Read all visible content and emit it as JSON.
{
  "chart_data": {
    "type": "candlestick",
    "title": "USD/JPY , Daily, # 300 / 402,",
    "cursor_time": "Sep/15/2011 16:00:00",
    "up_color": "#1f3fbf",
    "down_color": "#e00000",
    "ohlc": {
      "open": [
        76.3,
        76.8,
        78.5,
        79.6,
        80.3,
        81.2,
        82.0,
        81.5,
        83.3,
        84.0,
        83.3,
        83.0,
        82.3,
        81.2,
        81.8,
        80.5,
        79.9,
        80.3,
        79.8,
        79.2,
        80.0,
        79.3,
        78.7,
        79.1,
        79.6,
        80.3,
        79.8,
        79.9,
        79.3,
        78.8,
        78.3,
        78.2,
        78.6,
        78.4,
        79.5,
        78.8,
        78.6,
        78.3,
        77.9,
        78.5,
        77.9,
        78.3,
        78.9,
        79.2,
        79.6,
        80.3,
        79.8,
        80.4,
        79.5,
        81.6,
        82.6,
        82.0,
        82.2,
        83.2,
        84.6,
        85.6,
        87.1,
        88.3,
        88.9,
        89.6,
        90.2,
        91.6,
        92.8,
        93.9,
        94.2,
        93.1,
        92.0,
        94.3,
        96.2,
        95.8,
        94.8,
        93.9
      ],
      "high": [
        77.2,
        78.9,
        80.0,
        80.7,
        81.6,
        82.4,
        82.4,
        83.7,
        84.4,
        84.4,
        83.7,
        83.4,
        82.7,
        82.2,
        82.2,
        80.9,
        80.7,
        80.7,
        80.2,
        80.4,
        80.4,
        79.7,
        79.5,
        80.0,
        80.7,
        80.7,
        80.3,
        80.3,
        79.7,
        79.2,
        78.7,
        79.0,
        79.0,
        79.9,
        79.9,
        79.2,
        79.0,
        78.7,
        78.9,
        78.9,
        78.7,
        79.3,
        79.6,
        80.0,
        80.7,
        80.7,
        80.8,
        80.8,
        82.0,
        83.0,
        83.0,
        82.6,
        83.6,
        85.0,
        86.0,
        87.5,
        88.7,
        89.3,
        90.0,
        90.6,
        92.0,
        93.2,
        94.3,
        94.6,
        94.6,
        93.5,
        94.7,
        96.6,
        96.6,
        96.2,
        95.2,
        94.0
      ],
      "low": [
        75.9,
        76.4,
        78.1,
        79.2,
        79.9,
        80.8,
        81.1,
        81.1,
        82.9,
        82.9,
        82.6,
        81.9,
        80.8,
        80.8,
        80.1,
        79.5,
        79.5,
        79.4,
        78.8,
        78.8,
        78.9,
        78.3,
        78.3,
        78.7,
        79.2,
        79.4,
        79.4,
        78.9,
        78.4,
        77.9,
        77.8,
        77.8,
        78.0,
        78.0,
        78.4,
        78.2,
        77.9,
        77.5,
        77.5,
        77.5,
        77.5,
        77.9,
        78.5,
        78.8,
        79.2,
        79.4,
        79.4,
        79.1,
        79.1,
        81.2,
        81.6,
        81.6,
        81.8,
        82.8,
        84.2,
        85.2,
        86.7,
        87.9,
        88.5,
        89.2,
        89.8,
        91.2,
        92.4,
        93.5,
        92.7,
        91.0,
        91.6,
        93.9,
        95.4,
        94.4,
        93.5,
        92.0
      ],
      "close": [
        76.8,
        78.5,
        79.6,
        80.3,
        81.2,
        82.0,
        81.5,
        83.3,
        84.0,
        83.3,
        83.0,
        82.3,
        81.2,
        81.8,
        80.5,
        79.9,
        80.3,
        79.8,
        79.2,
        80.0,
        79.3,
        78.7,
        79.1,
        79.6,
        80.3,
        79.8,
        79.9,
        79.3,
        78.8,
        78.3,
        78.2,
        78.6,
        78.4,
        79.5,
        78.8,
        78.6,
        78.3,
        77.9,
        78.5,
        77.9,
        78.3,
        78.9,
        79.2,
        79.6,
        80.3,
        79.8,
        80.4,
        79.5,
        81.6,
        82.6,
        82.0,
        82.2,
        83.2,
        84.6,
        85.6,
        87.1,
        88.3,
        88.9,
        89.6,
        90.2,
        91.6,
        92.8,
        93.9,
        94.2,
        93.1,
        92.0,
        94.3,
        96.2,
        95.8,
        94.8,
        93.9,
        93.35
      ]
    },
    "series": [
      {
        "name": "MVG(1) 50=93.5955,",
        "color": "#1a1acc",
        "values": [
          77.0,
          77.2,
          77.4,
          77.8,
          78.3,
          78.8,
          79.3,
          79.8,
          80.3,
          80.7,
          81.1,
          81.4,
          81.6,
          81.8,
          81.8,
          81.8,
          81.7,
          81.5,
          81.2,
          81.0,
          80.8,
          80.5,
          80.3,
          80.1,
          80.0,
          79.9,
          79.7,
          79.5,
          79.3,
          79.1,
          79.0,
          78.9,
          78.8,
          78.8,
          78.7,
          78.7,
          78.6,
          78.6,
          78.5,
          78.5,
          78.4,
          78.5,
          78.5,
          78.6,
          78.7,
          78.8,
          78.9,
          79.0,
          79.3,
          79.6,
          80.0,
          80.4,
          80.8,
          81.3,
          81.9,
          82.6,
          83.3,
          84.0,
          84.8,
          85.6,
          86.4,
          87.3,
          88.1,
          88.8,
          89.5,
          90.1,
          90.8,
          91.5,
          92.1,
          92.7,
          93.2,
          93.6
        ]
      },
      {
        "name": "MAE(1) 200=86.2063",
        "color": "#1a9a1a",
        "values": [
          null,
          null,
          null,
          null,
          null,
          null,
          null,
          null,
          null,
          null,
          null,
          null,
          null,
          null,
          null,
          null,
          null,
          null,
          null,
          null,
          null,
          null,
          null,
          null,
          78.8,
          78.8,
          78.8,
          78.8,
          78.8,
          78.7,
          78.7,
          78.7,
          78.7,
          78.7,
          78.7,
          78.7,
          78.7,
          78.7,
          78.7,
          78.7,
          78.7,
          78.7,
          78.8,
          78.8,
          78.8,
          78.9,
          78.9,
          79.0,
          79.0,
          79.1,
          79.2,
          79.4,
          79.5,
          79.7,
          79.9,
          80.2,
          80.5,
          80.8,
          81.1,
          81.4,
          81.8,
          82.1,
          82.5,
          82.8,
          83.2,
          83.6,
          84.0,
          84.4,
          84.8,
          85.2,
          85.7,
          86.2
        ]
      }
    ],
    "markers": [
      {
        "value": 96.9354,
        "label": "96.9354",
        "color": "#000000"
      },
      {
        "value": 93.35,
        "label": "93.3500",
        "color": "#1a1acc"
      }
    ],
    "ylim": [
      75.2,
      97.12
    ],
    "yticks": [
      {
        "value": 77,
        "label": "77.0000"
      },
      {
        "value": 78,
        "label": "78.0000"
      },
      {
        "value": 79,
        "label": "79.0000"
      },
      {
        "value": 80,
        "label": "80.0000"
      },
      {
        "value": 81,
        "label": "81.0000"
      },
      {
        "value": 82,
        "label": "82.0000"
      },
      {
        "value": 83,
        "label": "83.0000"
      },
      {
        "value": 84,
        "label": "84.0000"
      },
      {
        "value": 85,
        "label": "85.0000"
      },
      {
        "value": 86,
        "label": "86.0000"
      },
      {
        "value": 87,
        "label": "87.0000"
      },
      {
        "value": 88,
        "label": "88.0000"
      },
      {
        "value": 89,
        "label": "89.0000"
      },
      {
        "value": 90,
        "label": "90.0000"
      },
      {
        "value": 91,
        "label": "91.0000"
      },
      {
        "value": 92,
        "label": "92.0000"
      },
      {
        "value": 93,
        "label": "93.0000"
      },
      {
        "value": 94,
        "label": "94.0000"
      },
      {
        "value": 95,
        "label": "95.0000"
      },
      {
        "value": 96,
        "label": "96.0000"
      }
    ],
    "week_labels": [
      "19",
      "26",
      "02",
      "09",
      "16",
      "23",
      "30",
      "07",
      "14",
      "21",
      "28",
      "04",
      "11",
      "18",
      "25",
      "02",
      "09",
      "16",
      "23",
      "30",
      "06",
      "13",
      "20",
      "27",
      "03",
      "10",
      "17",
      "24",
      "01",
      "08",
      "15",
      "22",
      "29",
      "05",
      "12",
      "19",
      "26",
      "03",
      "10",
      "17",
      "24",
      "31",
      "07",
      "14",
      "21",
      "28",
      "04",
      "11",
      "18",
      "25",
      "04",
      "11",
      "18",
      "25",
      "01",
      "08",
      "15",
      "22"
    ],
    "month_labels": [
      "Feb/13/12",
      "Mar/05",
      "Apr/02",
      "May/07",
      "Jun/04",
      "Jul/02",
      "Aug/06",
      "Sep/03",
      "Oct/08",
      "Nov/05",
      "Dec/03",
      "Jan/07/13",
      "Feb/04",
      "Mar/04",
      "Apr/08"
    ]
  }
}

───

What the task requires. Extract all lines that hold the word "name".

Task result.
        "name": "MVG(1) 50=93.5955,",
        "name": "MAE(1) 200=86.2063",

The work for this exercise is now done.